TASK BRIEF: Every line holding the word "content" counts once. Give the total, nothing more.

DATA EXTRACT:

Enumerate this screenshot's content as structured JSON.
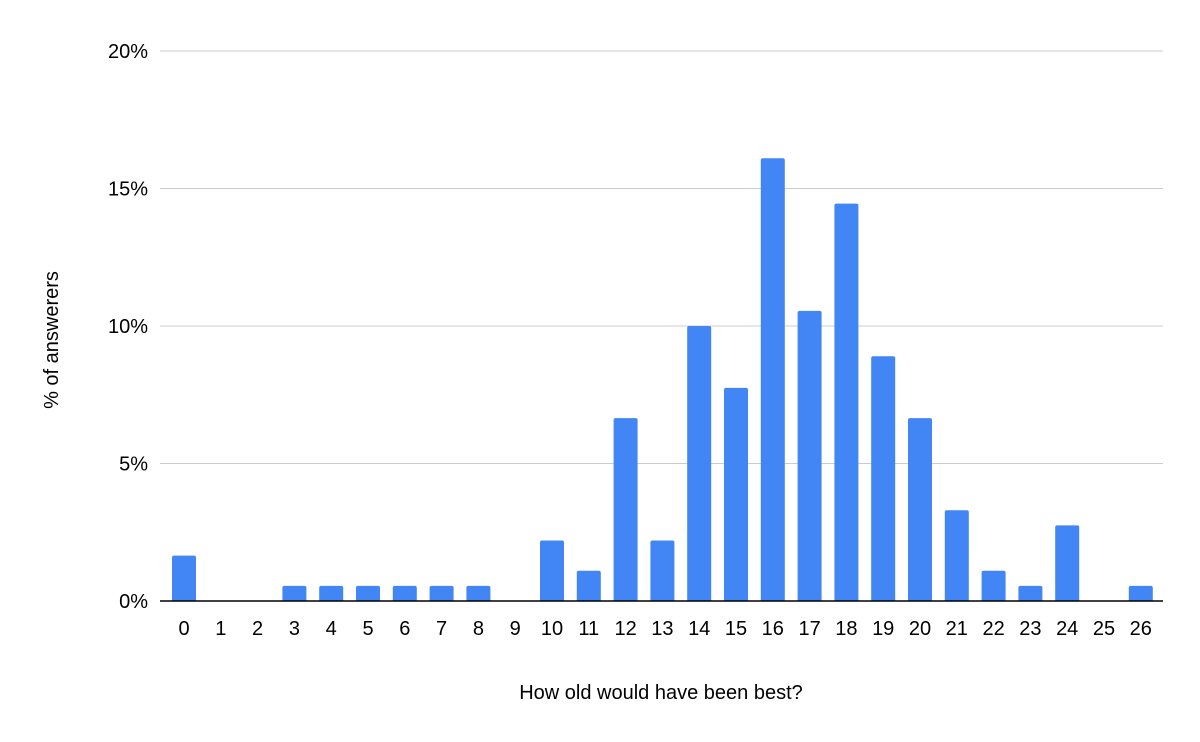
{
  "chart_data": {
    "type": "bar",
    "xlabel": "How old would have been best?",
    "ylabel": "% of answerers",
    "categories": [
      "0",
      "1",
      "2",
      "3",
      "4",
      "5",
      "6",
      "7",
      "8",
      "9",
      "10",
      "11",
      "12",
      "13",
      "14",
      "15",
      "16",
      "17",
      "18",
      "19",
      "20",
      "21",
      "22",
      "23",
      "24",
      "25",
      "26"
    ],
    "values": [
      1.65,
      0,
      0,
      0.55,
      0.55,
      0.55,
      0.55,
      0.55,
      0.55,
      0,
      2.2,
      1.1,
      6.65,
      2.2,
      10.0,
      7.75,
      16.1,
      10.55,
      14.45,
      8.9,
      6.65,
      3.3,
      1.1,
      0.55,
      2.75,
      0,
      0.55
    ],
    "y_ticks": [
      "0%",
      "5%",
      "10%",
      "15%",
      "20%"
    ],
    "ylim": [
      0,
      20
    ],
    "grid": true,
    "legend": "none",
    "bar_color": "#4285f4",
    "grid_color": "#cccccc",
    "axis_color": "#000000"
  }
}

--

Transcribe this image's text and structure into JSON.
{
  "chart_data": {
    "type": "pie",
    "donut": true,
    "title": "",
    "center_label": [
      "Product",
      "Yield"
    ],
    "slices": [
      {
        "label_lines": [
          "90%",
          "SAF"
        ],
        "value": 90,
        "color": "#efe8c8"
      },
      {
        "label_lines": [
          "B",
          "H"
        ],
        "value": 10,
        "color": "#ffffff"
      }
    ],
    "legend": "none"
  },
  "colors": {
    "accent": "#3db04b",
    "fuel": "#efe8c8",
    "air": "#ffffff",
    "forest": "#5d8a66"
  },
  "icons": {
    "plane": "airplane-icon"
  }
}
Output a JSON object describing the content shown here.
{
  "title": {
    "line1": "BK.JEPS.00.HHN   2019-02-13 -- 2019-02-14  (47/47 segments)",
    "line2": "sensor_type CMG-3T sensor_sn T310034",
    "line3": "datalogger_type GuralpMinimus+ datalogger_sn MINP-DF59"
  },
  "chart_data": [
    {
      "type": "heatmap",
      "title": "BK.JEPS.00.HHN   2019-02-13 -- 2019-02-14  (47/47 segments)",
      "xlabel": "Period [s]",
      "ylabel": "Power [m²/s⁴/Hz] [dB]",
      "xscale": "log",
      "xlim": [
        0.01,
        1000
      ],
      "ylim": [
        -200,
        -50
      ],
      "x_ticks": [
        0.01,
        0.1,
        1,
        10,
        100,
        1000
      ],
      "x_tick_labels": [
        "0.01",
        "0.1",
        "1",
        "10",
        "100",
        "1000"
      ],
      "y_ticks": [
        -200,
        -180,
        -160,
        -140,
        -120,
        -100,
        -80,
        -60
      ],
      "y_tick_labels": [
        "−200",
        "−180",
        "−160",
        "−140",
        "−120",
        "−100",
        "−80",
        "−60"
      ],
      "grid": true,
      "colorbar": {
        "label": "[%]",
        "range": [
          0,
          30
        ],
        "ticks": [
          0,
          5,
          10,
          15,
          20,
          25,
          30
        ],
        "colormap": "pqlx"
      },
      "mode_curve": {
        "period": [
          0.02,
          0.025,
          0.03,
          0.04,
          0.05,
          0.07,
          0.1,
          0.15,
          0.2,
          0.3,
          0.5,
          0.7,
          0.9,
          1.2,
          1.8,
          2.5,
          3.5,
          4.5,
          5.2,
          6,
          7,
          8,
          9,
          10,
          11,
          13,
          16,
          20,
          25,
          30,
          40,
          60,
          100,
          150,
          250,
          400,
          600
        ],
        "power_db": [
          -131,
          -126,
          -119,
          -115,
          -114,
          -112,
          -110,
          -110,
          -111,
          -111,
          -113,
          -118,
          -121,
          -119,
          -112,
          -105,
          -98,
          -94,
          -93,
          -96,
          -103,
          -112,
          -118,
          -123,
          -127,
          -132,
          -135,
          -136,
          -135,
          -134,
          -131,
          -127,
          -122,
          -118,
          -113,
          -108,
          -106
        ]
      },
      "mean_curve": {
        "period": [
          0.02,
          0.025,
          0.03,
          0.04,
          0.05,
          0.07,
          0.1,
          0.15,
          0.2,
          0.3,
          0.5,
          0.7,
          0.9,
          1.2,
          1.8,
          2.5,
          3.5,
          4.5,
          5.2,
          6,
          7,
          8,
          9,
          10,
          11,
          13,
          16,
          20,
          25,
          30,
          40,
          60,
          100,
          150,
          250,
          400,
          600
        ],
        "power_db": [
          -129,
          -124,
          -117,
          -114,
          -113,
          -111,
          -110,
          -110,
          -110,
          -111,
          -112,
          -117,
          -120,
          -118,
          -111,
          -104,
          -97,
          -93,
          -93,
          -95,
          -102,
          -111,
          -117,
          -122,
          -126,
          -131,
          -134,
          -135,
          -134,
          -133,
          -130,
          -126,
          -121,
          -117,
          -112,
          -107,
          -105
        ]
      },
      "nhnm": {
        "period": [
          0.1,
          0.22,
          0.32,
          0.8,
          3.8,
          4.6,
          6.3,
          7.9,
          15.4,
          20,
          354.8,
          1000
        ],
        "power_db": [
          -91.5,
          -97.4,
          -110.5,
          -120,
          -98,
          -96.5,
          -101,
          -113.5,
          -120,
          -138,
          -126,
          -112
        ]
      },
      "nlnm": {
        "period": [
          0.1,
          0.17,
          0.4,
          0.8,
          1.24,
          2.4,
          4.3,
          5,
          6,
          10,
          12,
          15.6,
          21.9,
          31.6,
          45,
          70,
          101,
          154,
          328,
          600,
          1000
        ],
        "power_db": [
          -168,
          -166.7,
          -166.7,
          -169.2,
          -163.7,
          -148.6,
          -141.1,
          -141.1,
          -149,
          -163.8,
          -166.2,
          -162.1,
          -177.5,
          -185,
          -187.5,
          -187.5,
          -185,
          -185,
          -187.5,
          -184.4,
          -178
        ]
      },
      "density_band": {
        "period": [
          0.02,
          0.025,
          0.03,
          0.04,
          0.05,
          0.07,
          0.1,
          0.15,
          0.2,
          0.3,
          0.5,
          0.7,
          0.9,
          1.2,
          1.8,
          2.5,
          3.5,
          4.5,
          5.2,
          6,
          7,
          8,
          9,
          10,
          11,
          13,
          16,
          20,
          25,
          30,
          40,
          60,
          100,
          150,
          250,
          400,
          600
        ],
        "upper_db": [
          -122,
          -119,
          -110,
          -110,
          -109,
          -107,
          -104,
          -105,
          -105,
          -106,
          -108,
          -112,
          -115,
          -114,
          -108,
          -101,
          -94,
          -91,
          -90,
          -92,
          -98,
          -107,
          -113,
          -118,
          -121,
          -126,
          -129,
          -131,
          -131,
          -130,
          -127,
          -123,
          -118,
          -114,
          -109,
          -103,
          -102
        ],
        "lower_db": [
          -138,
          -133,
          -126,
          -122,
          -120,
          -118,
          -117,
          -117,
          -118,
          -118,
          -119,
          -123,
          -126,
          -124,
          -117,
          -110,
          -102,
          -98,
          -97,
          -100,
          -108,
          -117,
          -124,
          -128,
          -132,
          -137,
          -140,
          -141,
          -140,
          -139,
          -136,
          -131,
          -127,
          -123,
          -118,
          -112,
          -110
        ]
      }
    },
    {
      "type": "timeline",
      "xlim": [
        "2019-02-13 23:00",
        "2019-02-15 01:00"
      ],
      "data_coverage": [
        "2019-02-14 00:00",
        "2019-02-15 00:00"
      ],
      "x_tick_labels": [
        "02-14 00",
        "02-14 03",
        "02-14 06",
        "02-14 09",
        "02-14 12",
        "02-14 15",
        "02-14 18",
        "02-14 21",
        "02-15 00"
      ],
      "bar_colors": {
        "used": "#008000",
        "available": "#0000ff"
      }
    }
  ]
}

FULL SOLUTION: 2